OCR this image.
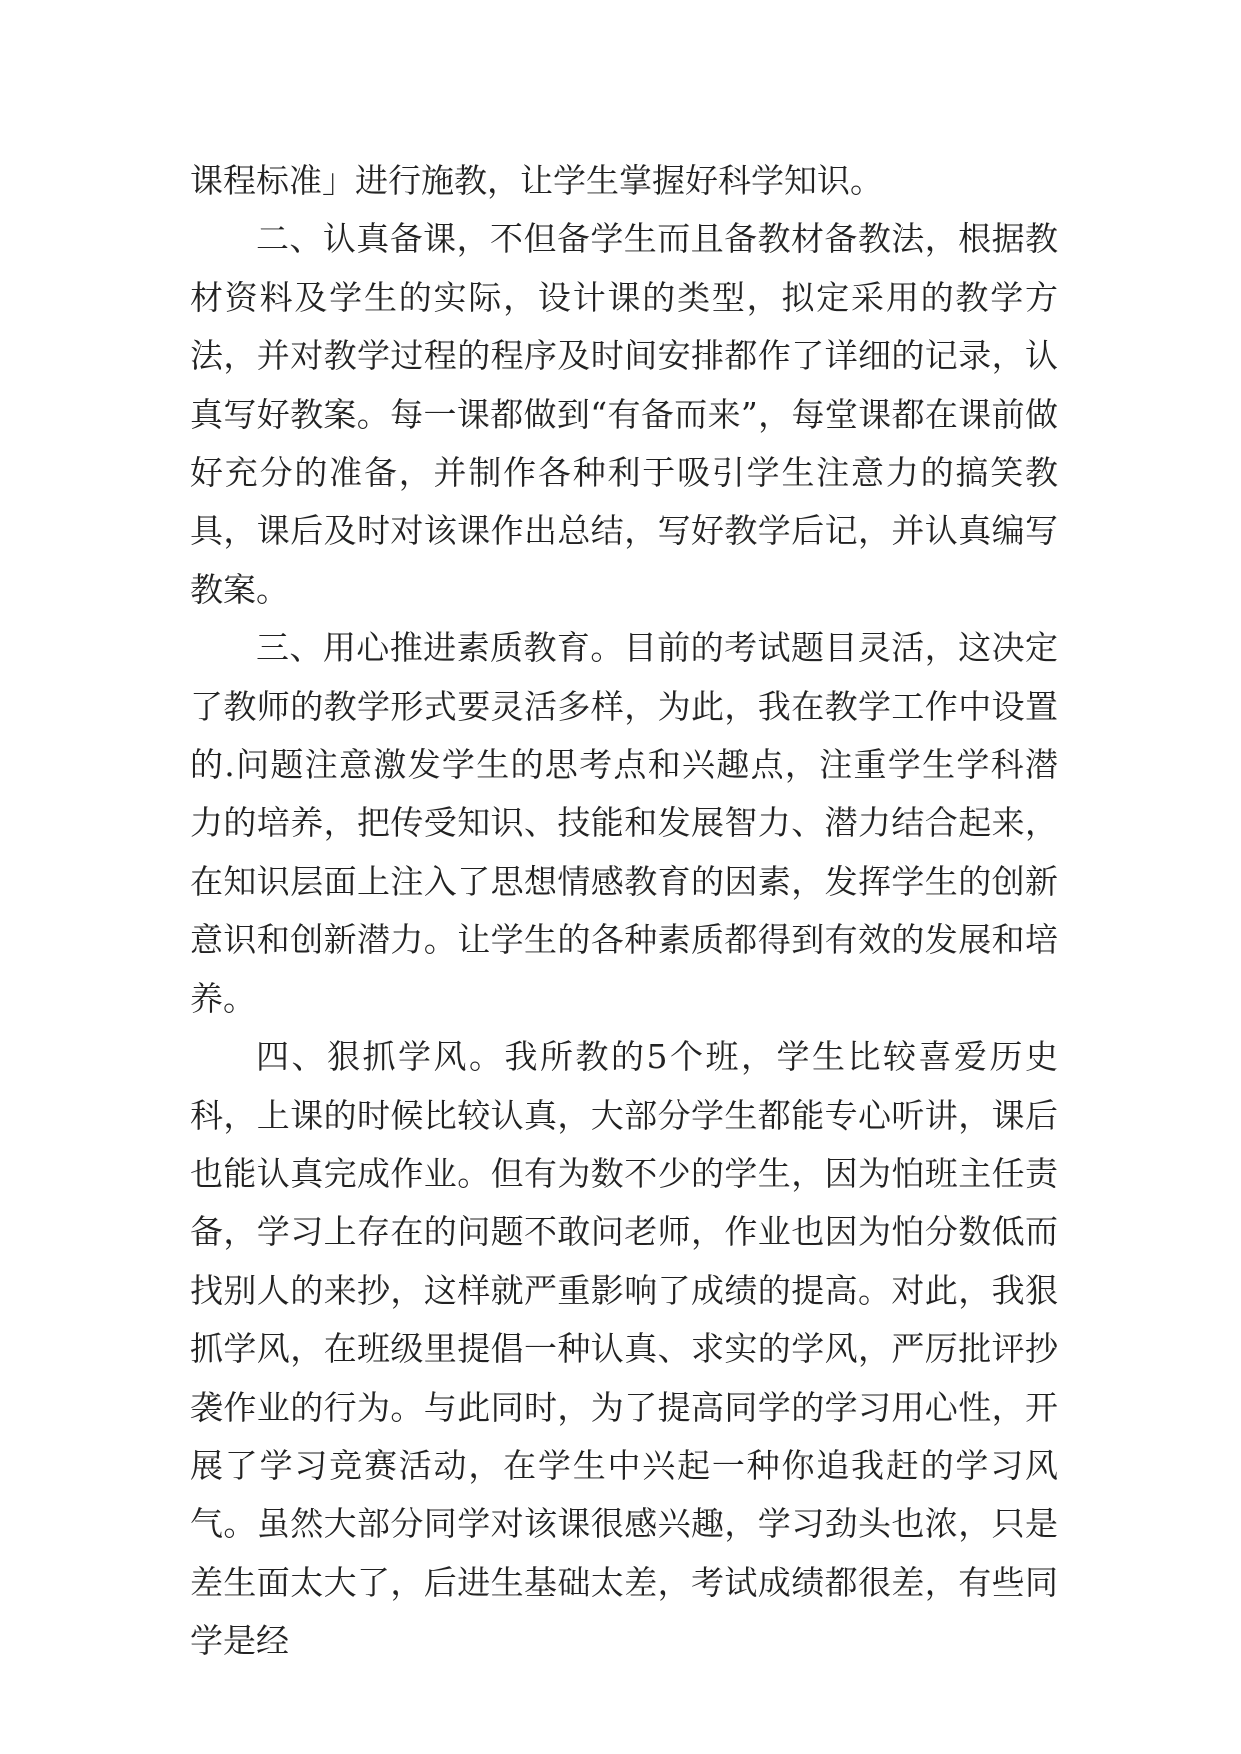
课程标准」进行施教，让学生掌握好科学知识。

二、认真备课，不但备学生而且备教材备教法，根据教材资料及学生的实际，设计课的类型，拟定采用的教学方法，并对教学过程的程序及时间安排都作了详细的记录，认真写好教案。每一课都做到“有备而来”，每堂课都在课前做好充分的准备，并制作各种利于吸引学生注意力的搞笑教具，课后及时对该课作出总结，写好教学后记，并认真编写教案。

三、用心推进素质教育。目前的考试题目灵活，这决定了教师的教学形式要灵活多样，为此，我在教学工作中设置的.问题注意激发学生的思考点和兴趣点，注重学生学科潜力的培养，把传受知识、技能和发展智力、潜力结合起来，在知识层面上注入了思想情感教育的因素，发挥学生的创新意识和创新潜力。让学生的各种素质都得到有效的发展和培养。

四、狠抓学风。我所教的5个班，学生比较喜爱历史科，上课的时候比较认真，大部分学生都能专心听讲，课后也能认真完成作业。但有为数不少的学生，因为怕班主任责备，学习上存在的问题不敢问老师，作业也因为怕分数低而找别人的来抄，这样就严重影响了成绩的提高。对此，我狠抓学风，在班级里提倡一种认真、求实的学风，严厉批评抄袭作业的行为。与此同时，为了提高同学的学习用心性，开展了学习竞赛活动，在学生中兴起一种你追我赶的学习风气。虽然大部分同学对该课很感兴趣，学习劲头也浓，只是差生面太大了，后进生基础太差，考试成绩都很差，有些同学是经
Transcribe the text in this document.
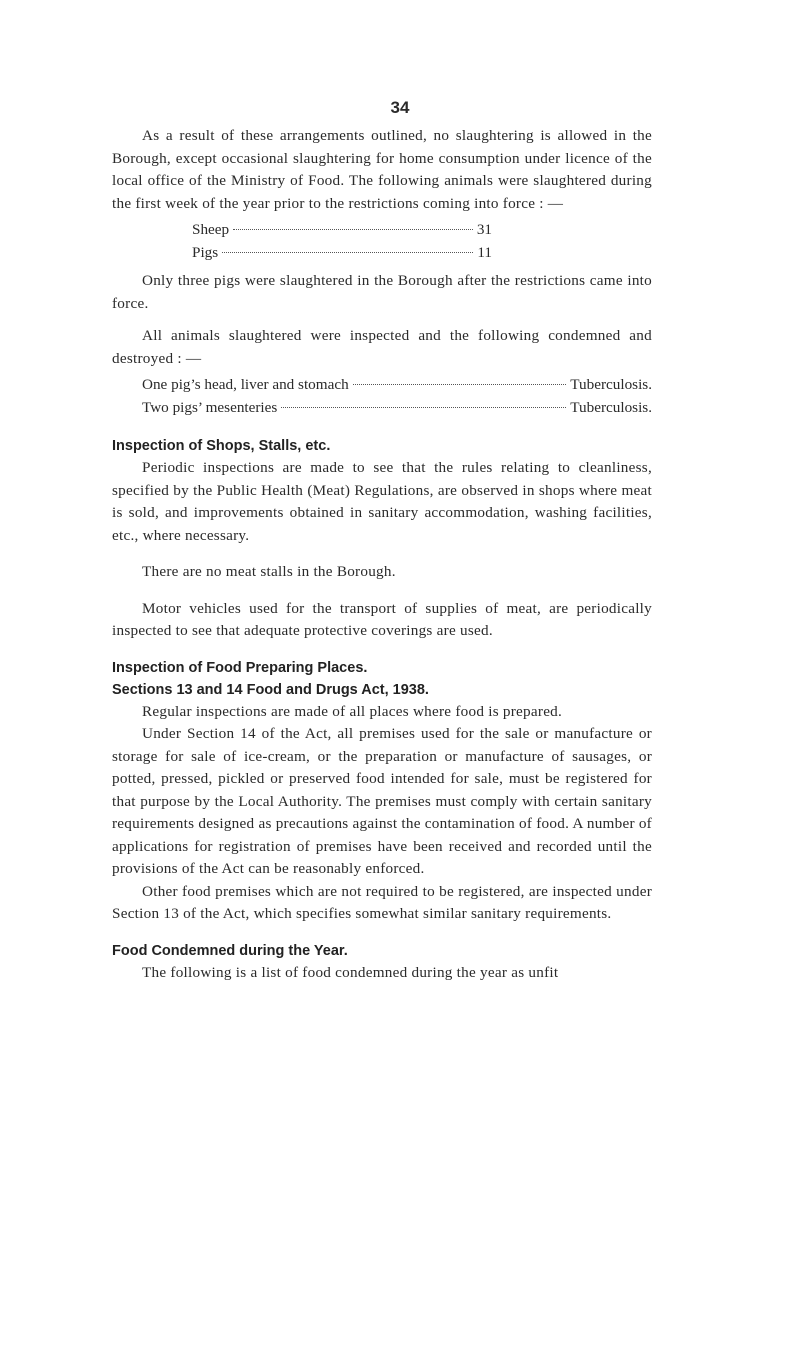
34

As a result of these arrangements outlined, no slaughtering is allowed in the Borough, except occasional slaughtering for home consumption under licence of the local office of the Ministry of Food. The following animals were slaughtered during the first week of the year prior to the restrictions coming into force : —

Sheep	31
Pigs	11

Only three pigs were slaughtered in the Borough after the restrictions came into force.

All animals slaughtered were inspected and the following condemned and destroyed : —

One pig’s head, liver and stomach	Tuberculosis.
Two pigs’ mesenteries	Tuberculosis.
Inspection of Shops, Stalls, etc.

Periodic inspections are made to see that the rules relating to cleanliness, specified by the Public Health (Meat) Regulations, are observed in shops where meat is sold, and improvements obtained in sanitary accommodation, washing facilities, etc., where necessary.

There are no meat stalls in the Borough.

Motor vehicles used for the transport of supplies of meat, are periodically inspected to see that adequate protective coverings are used.

Inspection of Food Preparing Places.
Sections 13 and 14 Food and Drugs Act, 1938.

Regular inspections are made of all places where food is prepared.

Under Section 14 of the Act, all premises used for the sale or manufacture or storage for sale of ice-cream, or the preparation or manufacture of sausages, or potted, pressed, pickled or preserved food intended for sale, must be registered for that purpose by the Local Authority. The premises must comply with certain sanitary requirements designed as precautions against the contamination of food. A number of applications for registration of premises have been received and recorded until the provisions of the Act can be reasonably enforced.

Other food premises which are not required to be registered, are inspected under Section 13 of the Act, which specifies somewhat similar sanitary requirements.

Food Condemned during the Year.

The following is a list of food condemned during the year as unfit
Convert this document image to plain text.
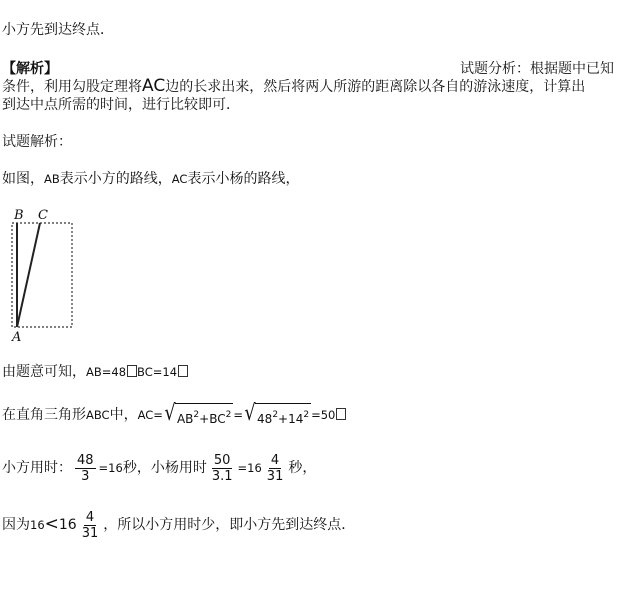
小方先到达终点．
【解析】	试题分析：根据题中已知
条件，利用勾股定理将AC边的长求出来，然后将两人所游的距离除以各自的游泳速度，计算出
到达中点所需的时间，进行比较即可．
试题解析：
如图，AB表示小方的路线，AC表示小杨的路线，
B C
A
由题意可知，AB=48 BC=14
在直角三角形ABC中，AC= √ $AB^2+BC^2$ = √ $48^2+14^2 =50$
小方用时： $\frac{48}{3} =16$秒，小杨用时 $\frac{50}{3.1} =16 \frac{4}{31}$ 秒，
因为$16<16 \frac{4}{31}$ ，所以小方用时少，即小方先到达终点．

== == ==

» Required work
Output the full set of records above without changing a word, and drop the images.

» The answer
OCR this image.
课程标准」进行施教，让学生掌握好科学知识。

二、认真备课，不但备学生而且备教材备教法，根据教材资料及学生的实际，设计课的类型，拟定采用的教学方法，并对教学过程的程序及时间安排都作了详细的记录，认真写好教案。每一课都做到“有备而来”，每堂课都在课前做好充分的准备，并制作各种利于吸引学生注意力的搞笑教具，课后及时对该课作出总结，写好教学后记，并认真编写教案。

三、用心推进素质教育。目前的考试题目灵活，这决定了教师的教学形式要灵活多样，为此，我在教学工作中设置的.问题注意激发学生的思考点和兴趣点，注重学生学科潜力的培养，把传受知识、技能和发展智力、潜力结合起来，在知识层面上注入了思想情感教育的因素，发挥学生的创新意识和创新潜力。让学生的各种素质都得到有效的发展和培养。

四、狠抓学风。我所教的5个班，学生比较喜爱历史科，上课的时候比较认真，大部分学生都能专心听讲，课后也能认真完成作业。但有为数不少的学生，因为怕班主任责备，学习上存在的问题不敢问老师，作业也因为怕分数低而找别人的来抄，这样就严重影响了成绩的提高。对此，我狠抓学风，在班级里提倡一种认真、求实的学风，严厉批评抄袭作业的行为。与此同时，为了提高同学的学习用心性，开展了学习竞赛活动，在学生中兴起一种你追我赶的学习风气。虽然大部分同学对该课很感兴趣，学习劲头也浓，只是差生面太大了，后进生基础太差，考试成绩都很差，有些同学是经
Transcribe the text in this document.
34

As a result of these arrangements outlined, no slaughtering is allowed in the Borough, except occasional slaughtering for home consumption under licence of the local office of the Ministry of Food. The following animals were slaughtered during the first week of the year prior to the restrictions coming into force : —

Sheep	31
Pigs	11

Only three pigs were slaughtered in the Borough after the restrictions came into force.

All animals slaughtered were inspected and the following condemned and destroyed : —

One pig’s head, liver and stomach	Tuberculosis.
Two pigs’ mesenteries	Tuberculosis.
Inspection of Shops, Stalls, etc.

Periodic inspections are made to see that the rules relating to cleanliness, specified by the Public Health (Meat) Regulations, are observed in shops where meat is sold, and improvements obtained in sanitary accommodation, washing facilities, etc., where necessary.

There are no meat stalls in the Borough.

Motor vehicles used for the transport of supplies of meat, are periodically inspected to see that adequate protective coverings are used.

Inspection of Food Preparing Places.
Sections 13 and 14 Food and Drugs Act, 1938.

Regular inspections are made of all places where food is prepared.

Under Section 14 of the Act, all premises used for the sale or manufacture or storage for sale of ice-cream, or the preparation or manufacture of sausages, or potted, pressed, pickled or preserved food intended for sale, must be registered for that purpose by the Local Authority. The premises must comply with certain sanitary requirements designed as precautions against the contamination of food. A number of applications for registration of premises have been received and recorded until the provisions of the Act can be reasonably enforced.

Other food premises which are not required to be registered, are inspected under Section 13 of the Act, which specifies somewhat similar sanitary requirements.

Food Condemned during the Year.

The following is a list of food condemned during the year as unfit
Convert this document image to plain text.
小方先到达终点．
【解析】	试题分析：根据题中已知
条件，利用勾股定理将AC边的长求出来，然后将两人所游的距离除以各自的游泳速度，计算出
到达中点所需的时间，进行比较即可．
试题解析：
如图，AB表示小方的路线，AC表示小杨的路线，
B C
A
由题意可知，AB=48 BC=14
在直角三角形ABC中，AC= √ $AB^2+BC^2$ = √ $48^2+14^2 =50$
小方用时： $\frac{48}{3} =16$秒，小杨用时 $\frac{50}{3.1} =16 \frac{4}{31}$ 秒，
因为$16<16 \frac{4}{31}$ ，所以小方用时少，即小方先到达终点．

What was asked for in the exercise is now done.